# Problem requirements:
Alter the stretch from the start of the material through the line containing "tree-node-stock-changes[interactable]: + Stock" by replacing each occurrence of "folder-icon" with "directory-icon", leaving all else unchanged.

# Records supplied:
● ● ●

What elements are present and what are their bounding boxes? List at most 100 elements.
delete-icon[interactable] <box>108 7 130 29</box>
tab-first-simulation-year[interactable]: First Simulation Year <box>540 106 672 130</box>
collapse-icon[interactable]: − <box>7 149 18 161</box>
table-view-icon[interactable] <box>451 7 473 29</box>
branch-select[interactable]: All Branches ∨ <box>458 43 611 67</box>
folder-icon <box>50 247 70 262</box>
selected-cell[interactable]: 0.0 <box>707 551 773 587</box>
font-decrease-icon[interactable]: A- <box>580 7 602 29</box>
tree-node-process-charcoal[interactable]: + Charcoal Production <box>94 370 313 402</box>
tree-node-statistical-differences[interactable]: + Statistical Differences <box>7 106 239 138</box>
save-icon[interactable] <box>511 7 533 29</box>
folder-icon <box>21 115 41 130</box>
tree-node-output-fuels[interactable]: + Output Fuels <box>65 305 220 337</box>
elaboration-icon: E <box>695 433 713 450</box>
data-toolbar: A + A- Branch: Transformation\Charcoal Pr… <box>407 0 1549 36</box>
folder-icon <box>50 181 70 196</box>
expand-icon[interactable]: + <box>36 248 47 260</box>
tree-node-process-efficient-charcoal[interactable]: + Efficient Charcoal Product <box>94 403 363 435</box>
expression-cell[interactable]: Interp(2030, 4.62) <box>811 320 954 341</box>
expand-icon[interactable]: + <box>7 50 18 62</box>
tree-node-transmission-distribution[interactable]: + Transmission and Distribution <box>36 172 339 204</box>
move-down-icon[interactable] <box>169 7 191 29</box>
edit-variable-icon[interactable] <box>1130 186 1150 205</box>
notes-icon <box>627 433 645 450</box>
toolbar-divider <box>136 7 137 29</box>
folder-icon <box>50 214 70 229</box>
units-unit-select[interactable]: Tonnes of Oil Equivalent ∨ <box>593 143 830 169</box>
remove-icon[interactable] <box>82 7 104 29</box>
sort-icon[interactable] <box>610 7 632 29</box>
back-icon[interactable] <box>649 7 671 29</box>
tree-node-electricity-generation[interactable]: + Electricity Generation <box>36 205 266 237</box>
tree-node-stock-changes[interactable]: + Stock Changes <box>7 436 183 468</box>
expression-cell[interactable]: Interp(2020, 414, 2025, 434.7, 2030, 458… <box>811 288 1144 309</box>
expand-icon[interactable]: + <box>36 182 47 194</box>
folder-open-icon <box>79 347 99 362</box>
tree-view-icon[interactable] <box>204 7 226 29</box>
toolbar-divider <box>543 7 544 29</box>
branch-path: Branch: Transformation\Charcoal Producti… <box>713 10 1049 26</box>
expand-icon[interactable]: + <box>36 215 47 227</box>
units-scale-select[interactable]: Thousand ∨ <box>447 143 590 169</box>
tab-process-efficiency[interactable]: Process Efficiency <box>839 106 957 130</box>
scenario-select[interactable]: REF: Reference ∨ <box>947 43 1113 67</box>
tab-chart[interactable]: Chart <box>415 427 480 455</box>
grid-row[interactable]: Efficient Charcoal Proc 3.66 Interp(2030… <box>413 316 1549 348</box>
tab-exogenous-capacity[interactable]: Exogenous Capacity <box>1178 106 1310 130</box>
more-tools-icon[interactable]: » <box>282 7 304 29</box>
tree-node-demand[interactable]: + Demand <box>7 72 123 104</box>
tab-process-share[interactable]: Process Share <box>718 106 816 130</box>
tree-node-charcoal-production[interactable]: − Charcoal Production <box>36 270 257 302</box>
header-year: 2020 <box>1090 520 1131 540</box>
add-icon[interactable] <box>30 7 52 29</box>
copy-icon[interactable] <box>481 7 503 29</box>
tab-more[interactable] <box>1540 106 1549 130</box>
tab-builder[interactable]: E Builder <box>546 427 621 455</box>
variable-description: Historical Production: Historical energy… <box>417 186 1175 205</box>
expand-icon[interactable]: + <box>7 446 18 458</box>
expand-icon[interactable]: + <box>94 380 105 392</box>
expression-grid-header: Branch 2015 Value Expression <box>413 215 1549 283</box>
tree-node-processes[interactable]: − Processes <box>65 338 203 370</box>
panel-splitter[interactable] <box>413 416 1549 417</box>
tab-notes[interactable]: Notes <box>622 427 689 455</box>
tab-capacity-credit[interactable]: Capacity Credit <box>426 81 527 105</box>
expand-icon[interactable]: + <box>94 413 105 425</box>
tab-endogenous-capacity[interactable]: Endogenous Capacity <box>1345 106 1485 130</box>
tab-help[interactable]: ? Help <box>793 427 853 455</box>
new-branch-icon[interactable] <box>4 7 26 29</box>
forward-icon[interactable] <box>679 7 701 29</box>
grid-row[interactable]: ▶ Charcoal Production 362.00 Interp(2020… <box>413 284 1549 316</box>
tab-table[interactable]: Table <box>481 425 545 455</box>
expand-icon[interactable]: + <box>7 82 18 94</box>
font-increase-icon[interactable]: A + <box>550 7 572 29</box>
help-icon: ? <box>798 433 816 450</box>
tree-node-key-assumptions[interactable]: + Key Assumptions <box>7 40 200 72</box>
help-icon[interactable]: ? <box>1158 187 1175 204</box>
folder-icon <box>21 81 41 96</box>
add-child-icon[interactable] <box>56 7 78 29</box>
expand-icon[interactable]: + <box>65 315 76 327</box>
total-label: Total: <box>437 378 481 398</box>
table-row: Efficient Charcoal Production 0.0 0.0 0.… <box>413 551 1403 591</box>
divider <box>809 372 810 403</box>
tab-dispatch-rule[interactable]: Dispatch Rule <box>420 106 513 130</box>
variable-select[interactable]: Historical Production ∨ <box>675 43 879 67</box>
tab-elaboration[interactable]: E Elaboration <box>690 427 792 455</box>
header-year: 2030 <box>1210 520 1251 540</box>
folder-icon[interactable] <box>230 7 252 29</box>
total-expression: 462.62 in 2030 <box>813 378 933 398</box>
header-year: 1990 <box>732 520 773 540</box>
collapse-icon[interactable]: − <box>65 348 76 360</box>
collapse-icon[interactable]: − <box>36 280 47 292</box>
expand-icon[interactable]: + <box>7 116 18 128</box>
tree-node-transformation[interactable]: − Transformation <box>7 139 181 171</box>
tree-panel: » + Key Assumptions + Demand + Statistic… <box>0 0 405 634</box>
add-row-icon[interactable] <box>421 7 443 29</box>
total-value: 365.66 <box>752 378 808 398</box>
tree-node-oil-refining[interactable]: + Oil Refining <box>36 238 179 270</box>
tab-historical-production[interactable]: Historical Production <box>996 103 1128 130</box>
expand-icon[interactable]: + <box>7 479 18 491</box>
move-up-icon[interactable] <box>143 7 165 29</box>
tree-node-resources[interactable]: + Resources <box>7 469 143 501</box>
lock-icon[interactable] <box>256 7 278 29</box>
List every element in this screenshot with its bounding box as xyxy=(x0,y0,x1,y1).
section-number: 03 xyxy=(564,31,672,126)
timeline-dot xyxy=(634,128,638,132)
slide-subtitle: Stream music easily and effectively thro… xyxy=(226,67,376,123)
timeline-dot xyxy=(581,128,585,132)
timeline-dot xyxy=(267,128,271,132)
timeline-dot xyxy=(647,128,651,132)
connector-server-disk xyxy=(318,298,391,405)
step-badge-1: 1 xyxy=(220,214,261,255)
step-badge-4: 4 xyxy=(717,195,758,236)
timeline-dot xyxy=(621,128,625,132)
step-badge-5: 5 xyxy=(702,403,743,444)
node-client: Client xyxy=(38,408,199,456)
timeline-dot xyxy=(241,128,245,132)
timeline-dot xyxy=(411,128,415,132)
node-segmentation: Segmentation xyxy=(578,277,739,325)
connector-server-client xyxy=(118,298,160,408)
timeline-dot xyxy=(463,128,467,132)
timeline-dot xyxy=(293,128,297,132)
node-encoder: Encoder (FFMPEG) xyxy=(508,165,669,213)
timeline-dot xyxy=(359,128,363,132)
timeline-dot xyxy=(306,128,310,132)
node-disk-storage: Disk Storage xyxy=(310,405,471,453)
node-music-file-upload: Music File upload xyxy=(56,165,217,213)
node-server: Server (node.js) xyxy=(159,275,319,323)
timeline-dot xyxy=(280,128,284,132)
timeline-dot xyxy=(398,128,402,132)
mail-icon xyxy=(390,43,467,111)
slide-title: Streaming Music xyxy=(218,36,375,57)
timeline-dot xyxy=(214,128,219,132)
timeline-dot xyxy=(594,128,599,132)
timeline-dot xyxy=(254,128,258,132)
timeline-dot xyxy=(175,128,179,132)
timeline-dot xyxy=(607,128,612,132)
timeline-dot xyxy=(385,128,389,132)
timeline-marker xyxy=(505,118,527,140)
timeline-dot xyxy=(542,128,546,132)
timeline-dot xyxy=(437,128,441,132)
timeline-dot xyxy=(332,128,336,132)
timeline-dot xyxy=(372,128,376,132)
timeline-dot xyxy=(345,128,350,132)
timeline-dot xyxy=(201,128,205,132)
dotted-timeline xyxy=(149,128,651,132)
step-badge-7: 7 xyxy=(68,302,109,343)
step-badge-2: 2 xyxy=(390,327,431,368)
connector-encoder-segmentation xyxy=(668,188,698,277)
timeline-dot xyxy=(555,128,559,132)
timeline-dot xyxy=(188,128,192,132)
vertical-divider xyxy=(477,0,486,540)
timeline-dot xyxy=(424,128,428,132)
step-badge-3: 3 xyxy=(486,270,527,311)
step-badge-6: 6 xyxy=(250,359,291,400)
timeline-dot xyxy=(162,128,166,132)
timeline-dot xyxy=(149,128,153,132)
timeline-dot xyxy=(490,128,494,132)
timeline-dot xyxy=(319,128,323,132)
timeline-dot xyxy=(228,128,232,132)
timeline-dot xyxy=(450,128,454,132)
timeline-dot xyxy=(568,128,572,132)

● ● ●

# Solution to this problem:
What elements are present and what are their bounding boxes? List at most 100 elements.
delete-icon[interactable] <box>108 7 130 29</box>
tab-first-simulation-year[interactable]: First Simulation Year <box>540 106 672 130</box>
collapse-icon[interactable]: − <box>7 149 18 161</box>
table-view-icon[interactable] <box>451 7 473 29</box>
branch-select[interactable]: All Branches ∨ <box>458 43 611 67</box>
directory-icon <box>50 247 70 262</box>
selected-cell[interactable]: 0.0 <box>707 551 773 587</box>
font-decrease-icon[interactable]: A- <box>580 7 602 29</box>
tree-node-process-charcoal[interactable]: + Charcoal Production <box>94 370 313 402</box>
tree-node-statistical-differences[interactable]: + Statistical Differences <box>7 106 239 138</box>
save-icon[interactable] <box>511 7 533 29</box>
directory-icon <box>21 115 41 130</box>
tree-node-output-fuels[interactable]: + Output Fuels <box>65 305 220 337</box>
elaboration-icon: E <box>695 433 713 450</box>
data-toolbar: A + A- Branch: Transformation\Charcoal Pr… <box>407 0 1549 36</box>
directory-icon <box>50 181 70 196</box>
expand-icon[interactable]: + <box>36 248 47 260</box>
tree-node-process-efficient-charcoal[interactable]: + Efficient Charcoal Product <box>94 403 363 435</box>
expression-cell[interactable]: Interp(2030, 4.62) <box>811 320 954 341</box>
expand-icon[interactable]: + <box>7 50 18 62</box>
tree-node-transmission-distribution[interactable]: + Transmission and Distribution <box>36 172 339 204</box>
move-down-icon[interactable] <box>169 7 191 29</box>
edit-variable-icon[interactable] <box>1130 186 1150 205</box>
notes-icon <box>627 433 645 450</box>
toolbar-divider <box>136 7 137 29</box>
directory-icon <box>50 214 70 229</box>
units-unit-select[interactable]: Tonnes of Oil Equivalent ∨ <box>593 143 830 169</box>
remove-icon[interactable] <box>82 7 104 29</box>
sort-icon[interactable] <box>610 7 632 29</box>
back-icon[interactable] <box>649 7 671 29</box>
tree-node-electricity-generation[interactable]: + Electricity Generation <box>36 205 266 237</box>
tree-node-stock-changes[interactable]: + Stock Changes <box>7 436 183 468</box>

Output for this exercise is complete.